» Written problem: Return all lines below containing the word "open".

» Excerpted records:
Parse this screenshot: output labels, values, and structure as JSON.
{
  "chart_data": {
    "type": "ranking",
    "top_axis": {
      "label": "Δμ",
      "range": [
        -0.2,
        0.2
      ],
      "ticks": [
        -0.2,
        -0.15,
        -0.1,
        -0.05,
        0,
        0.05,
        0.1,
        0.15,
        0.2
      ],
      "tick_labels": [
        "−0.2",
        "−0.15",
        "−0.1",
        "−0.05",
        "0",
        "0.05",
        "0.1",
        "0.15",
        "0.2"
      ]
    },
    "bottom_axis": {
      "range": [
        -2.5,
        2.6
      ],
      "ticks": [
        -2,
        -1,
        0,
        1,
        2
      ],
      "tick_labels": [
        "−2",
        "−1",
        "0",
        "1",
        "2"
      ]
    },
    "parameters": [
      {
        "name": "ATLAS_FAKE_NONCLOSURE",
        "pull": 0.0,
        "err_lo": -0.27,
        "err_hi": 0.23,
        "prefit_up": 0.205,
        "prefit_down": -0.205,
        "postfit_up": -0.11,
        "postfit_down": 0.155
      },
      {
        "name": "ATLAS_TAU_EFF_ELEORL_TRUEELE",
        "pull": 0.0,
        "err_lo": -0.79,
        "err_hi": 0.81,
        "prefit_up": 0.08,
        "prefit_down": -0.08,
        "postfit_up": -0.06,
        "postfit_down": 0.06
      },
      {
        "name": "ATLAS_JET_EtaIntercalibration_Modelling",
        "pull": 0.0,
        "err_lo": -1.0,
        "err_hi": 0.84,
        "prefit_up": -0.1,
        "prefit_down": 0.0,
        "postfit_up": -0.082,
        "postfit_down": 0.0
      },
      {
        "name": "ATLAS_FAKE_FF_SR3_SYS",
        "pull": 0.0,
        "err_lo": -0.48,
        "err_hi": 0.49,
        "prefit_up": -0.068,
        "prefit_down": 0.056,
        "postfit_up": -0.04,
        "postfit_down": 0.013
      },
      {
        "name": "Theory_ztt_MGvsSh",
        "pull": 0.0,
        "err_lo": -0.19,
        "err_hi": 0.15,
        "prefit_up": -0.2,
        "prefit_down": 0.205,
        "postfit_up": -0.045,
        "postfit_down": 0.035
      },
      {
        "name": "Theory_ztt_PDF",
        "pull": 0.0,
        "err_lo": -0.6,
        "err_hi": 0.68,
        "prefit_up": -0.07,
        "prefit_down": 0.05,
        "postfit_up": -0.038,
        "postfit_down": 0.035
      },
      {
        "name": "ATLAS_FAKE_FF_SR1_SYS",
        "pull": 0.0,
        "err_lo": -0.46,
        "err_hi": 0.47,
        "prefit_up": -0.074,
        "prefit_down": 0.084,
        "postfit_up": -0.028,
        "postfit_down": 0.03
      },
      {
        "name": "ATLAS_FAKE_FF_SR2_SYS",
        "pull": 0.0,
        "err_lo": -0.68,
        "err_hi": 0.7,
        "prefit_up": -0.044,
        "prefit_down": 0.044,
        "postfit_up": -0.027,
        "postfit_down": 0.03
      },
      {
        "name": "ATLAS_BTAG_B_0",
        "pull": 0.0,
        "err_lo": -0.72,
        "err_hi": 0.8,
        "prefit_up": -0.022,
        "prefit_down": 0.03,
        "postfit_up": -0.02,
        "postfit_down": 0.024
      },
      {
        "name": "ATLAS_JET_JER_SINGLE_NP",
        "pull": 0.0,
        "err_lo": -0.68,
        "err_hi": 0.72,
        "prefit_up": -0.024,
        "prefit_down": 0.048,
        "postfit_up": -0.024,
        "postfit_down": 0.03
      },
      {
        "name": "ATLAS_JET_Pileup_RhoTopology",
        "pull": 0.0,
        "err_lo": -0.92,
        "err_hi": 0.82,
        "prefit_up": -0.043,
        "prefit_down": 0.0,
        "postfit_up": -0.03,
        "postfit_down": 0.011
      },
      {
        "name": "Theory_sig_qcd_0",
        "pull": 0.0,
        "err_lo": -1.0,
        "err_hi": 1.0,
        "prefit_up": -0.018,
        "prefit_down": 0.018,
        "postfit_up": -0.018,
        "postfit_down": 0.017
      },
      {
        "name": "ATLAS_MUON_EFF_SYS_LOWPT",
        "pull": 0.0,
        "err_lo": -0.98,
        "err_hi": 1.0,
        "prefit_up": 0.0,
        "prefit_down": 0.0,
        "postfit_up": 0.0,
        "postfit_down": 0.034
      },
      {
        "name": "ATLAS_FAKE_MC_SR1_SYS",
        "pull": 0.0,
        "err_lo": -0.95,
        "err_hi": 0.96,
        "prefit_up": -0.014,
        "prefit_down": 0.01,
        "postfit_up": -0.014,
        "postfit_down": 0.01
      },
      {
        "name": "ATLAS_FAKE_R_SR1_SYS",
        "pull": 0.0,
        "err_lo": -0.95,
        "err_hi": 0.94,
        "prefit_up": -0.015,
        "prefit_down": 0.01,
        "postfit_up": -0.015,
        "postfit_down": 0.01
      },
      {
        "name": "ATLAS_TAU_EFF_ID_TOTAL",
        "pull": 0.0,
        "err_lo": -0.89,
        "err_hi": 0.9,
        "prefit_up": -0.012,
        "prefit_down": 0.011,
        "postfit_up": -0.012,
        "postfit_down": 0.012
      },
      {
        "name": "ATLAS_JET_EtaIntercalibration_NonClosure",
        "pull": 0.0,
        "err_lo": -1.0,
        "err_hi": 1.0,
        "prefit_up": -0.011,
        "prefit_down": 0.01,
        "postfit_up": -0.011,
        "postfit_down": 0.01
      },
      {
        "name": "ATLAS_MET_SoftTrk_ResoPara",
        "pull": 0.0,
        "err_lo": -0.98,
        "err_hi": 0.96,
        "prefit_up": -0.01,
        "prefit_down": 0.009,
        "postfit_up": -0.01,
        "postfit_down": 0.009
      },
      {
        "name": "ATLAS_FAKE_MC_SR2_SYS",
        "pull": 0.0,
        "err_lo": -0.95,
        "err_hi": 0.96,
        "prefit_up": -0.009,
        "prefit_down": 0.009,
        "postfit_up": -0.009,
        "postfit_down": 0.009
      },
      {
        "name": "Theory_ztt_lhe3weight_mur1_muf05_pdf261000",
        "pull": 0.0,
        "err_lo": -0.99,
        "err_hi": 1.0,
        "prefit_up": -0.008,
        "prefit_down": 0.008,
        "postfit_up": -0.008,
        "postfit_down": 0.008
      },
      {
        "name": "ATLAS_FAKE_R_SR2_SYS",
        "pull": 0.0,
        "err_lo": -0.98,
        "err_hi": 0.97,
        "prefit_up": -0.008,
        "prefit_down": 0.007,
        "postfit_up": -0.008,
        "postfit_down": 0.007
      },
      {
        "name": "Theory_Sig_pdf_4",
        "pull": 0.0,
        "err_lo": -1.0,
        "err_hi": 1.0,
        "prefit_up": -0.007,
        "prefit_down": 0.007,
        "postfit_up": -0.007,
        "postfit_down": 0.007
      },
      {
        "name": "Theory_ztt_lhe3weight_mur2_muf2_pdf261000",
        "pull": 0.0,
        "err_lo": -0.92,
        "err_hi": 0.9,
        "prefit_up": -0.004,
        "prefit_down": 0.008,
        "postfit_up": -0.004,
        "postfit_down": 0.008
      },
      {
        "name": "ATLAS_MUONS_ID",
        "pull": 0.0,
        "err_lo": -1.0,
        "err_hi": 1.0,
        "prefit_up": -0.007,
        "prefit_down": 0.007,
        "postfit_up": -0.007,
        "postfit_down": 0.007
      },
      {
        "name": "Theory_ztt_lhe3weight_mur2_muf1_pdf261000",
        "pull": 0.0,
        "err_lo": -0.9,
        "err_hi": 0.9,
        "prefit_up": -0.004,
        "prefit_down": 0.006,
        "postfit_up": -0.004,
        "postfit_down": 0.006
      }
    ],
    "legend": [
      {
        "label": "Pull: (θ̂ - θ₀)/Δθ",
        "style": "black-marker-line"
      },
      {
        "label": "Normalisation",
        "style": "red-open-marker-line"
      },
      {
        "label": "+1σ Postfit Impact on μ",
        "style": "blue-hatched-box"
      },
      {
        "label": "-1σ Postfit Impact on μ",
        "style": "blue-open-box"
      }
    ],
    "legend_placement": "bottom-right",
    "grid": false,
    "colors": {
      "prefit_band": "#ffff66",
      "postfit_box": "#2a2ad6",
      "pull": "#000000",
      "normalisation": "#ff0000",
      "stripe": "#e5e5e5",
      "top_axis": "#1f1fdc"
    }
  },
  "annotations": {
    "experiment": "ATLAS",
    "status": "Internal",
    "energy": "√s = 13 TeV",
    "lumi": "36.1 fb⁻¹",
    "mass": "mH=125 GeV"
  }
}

---

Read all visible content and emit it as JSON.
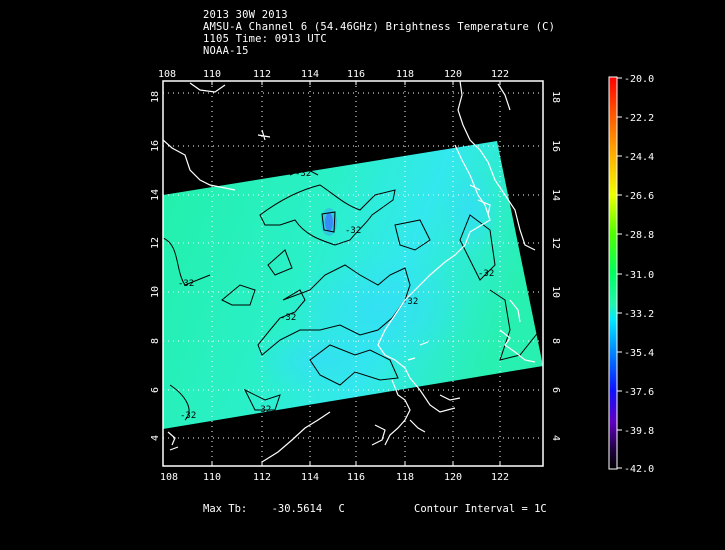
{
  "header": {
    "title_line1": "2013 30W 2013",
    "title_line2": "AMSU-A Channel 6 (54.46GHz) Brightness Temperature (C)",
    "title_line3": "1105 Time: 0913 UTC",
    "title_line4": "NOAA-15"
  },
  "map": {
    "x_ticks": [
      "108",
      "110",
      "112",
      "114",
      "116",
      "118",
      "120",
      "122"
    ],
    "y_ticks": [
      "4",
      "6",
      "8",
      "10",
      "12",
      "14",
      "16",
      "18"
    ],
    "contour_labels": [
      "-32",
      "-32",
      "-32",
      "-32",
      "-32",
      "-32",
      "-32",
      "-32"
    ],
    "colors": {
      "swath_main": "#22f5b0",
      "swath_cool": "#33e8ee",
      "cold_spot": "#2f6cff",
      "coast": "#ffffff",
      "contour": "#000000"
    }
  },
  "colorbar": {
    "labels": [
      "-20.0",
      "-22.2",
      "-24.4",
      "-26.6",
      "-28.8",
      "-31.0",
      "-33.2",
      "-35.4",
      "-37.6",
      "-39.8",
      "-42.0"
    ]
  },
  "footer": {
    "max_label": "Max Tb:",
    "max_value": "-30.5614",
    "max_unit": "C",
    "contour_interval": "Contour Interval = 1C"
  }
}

» Complete answer:
        "style": "red-open-marker-line"
        "style": "blue-open-box"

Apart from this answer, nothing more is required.